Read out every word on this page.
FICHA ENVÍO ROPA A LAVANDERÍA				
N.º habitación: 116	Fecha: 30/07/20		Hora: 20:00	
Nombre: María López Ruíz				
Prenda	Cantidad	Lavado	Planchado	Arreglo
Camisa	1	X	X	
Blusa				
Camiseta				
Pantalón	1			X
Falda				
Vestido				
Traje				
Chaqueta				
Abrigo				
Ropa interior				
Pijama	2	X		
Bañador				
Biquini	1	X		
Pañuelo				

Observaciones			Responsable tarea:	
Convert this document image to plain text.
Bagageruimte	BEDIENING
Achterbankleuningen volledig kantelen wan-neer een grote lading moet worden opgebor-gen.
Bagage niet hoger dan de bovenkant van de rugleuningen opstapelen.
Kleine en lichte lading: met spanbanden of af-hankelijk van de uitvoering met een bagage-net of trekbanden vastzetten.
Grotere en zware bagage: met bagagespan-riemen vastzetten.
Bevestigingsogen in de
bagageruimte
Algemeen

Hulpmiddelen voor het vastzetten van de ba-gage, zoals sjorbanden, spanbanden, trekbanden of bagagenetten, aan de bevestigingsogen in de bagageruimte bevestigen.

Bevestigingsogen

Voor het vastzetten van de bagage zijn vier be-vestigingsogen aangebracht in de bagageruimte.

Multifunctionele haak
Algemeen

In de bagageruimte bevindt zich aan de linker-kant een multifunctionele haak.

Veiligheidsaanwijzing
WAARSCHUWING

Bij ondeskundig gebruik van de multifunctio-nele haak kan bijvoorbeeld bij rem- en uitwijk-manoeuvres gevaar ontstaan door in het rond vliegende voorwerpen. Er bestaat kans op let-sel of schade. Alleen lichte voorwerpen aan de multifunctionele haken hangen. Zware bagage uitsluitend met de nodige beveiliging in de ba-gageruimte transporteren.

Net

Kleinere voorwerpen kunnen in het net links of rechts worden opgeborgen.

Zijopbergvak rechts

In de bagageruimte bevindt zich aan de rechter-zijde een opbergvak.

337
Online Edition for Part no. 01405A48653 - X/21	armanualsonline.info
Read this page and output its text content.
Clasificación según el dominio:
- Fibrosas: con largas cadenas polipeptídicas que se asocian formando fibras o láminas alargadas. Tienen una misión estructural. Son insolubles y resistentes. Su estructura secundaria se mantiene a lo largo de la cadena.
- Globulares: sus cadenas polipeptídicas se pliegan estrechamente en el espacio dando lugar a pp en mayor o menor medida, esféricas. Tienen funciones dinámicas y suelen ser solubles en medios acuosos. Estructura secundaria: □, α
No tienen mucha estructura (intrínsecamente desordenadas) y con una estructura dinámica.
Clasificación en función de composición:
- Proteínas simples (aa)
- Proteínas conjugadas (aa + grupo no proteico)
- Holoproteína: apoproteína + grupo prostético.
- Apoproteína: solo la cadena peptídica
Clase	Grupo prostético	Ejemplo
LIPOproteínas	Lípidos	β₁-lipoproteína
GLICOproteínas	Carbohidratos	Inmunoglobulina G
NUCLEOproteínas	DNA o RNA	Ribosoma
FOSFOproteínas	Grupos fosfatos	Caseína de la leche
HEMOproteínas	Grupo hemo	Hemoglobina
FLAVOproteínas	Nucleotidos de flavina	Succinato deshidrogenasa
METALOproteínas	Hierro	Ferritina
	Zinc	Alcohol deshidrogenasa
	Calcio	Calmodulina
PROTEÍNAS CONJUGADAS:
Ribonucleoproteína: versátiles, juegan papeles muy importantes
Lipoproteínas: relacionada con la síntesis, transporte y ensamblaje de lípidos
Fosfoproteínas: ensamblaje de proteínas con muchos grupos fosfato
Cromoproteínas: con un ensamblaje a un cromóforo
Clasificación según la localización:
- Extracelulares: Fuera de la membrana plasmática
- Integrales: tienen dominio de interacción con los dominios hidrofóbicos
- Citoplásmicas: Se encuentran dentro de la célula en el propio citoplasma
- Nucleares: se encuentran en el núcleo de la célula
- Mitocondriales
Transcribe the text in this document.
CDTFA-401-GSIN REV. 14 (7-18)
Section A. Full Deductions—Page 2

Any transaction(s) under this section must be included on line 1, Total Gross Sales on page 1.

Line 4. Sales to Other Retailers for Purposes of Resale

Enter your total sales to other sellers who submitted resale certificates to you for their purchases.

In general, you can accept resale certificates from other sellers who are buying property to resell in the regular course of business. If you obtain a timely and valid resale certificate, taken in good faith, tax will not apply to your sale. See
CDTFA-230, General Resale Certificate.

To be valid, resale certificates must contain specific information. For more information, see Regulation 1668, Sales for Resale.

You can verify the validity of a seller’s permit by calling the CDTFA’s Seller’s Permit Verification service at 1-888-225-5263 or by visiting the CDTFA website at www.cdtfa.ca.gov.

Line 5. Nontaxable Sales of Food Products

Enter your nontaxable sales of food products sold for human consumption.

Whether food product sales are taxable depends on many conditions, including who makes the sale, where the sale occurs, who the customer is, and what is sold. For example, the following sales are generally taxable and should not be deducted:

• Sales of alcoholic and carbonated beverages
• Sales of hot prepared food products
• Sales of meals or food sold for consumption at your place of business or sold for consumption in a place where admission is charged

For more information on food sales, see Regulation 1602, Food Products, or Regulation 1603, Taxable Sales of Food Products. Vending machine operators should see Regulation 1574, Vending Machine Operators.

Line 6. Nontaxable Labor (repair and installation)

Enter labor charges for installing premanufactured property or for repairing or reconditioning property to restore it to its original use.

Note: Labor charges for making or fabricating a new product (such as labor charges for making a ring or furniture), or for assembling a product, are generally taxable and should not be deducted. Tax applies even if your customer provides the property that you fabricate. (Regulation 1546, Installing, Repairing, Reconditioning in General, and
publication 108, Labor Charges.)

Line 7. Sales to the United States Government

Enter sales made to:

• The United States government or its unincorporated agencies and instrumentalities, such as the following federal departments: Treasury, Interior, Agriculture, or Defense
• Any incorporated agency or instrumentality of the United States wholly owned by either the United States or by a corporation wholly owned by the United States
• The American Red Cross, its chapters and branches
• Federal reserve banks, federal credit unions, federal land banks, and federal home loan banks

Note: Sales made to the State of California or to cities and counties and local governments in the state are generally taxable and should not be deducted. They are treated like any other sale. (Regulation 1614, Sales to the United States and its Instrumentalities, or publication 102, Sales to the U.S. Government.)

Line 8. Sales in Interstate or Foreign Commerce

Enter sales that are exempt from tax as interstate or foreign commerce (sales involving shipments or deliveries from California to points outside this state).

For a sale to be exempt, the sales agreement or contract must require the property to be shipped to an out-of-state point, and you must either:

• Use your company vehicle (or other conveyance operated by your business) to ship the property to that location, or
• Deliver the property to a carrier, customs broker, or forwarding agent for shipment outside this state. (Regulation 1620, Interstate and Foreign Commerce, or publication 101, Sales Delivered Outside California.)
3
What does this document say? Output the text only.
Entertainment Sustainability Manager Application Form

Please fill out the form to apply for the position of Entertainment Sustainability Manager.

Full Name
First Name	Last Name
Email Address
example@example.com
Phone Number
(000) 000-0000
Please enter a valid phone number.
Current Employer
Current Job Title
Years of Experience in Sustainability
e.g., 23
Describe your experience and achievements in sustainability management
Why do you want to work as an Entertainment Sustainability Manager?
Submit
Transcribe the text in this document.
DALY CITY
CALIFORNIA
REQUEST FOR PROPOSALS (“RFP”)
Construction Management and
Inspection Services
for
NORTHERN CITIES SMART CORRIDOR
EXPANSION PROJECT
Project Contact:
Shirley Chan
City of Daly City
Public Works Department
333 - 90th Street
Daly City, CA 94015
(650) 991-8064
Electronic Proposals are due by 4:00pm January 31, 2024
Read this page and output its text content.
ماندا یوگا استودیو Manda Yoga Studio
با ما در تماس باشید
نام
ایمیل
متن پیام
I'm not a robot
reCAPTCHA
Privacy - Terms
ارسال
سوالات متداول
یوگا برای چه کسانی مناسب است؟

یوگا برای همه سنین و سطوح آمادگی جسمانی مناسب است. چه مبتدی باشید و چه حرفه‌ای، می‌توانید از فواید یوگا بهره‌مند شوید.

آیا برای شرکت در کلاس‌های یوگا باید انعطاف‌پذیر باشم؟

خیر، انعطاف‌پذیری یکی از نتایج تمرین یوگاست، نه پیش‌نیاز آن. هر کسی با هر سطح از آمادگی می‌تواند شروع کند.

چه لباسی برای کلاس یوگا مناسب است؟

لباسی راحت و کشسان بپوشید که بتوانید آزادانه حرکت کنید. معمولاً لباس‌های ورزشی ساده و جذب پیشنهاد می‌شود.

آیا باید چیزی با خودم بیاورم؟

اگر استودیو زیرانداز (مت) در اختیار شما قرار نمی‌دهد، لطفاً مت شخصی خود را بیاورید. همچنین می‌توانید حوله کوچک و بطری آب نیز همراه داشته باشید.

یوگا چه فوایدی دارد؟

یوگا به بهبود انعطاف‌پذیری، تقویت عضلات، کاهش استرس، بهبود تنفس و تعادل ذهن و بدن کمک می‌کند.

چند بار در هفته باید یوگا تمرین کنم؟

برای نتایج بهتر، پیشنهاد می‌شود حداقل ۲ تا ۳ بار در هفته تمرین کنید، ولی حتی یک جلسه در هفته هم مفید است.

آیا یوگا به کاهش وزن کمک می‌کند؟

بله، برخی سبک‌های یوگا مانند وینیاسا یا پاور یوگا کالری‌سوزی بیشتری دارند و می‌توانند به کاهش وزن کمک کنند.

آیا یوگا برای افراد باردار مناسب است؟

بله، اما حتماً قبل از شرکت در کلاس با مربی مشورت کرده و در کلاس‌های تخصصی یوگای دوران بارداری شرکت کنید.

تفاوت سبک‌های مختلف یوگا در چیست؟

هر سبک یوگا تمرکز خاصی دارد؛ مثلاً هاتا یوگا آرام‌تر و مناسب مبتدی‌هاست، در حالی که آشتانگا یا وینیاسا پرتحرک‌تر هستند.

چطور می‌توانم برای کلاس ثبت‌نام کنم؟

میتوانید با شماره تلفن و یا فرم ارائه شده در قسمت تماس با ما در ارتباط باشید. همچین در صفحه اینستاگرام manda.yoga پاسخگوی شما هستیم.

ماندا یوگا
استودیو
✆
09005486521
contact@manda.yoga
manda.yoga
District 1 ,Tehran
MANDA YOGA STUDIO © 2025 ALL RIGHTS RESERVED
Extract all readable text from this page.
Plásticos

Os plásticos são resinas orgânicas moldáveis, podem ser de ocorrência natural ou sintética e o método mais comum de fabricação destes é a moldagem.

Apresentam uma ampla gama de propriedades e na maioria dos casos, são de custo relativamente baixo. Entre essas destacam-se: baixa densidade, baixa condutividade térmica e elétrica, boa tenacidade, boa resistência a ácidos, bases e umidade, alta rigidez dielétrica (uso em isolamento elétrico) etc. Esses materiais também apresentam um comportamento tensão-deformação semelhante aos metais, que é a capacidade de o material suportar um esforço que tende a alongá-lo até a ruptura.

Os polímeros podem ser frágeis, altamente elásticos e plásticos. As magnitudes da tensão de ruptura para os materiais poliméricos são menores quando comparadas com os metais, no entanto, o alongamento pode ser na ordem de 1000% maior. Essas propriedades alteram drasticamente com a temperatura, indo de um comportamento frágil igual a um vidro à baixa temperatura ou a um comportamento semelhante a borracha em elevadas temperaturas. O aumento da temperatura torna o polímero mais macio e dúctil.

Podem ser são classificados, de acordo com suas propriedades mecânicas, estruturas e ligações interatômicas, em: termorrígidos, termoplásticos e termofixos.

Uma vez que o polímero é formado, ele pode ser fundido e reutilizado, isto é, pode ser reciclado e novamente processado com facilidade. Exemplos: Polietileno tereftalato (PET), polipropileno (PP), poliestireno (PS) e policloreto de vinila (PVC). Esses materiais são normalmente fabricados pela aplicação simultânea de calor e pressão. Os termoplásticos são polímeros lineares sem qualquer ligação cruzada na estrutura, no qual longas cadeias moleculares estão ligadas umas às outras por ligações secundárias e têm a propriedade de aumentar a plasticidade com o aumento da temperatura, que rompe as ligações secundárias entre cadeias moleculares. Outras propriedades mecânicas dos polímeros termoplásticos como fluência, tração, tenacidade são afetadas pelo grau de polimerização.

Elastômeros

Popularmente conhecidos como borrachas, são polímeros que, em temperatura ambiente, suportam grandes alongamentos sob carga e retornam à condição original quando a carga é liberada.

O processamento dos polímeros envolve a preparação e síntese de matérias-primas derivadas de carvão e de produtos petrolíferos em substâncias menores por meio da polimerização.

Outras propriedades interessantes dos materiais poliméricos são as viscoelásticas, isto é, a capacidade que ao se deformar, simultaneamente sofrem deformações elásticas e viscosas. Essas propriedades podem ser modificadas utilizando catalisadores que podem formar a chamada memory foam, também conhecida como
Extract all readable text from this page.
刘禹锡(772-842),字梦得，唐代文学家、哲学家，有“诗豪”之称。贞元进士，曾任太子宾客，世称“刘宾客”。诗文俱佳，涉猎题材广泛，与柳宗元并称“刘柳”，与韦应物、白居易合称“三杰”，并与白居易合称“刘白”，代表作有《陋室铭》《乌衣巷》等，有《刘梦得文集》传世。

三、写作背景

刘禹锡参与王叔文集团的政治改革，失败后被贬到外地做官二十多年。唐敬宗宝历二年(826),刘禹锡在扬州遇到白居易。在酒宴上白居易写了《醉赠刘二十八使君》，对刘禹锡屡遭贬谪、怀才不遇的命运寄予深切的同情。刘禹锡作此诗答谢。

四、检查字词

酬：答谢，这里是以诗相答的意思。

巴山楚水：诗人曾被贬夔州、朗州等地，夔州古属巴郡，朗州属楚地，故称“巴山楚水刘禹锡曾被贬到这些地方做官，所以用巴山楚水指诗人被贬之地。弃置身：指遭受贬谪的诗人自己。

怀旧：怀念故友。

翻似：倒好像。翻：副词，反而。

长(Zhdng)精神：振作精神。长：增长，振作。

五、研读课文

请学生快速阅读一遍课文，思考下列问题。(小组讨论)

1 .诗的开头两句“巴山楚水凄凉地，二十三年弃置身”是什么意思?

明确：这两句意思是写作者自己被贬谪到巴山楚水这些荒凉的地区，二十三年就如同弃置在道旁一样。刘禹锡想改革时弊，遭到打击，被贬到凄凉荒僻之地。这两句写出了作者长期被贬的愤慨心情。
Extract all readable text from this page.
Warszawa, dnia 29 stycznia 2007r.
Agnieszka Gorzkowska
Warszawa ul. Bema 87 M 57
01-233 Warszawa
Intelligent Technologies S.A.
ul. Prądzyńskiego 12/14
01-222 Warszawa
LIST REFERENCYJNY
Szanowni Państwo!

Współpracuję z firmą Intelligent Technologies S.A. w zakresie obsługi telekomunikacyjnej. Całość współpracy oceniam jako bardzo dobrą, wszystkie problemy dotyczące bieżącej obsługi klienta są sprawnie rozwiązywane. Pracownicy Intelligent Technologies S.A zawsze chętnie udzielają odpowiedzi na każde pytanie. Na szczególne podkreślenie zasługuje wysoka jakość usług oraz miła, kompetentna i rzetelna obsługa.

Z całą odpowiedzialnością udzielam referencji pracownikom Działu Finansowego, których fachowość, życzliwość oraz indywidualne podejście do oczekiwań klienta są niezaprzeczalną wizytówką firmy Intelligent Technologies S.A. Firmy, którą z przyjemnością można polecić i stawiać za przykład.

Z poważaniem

_____

From the listing above, copy out each line where the word "لباسی" appears.

چه لباسی برای کلاس یوگا مناسب است؟
لباسی راحت و کشسان بپوشید که بتوانید آزادانه حرکت کنید. معمولاً لباس‌های ورزشی ساده و جذب پیشنهاد می‌شود.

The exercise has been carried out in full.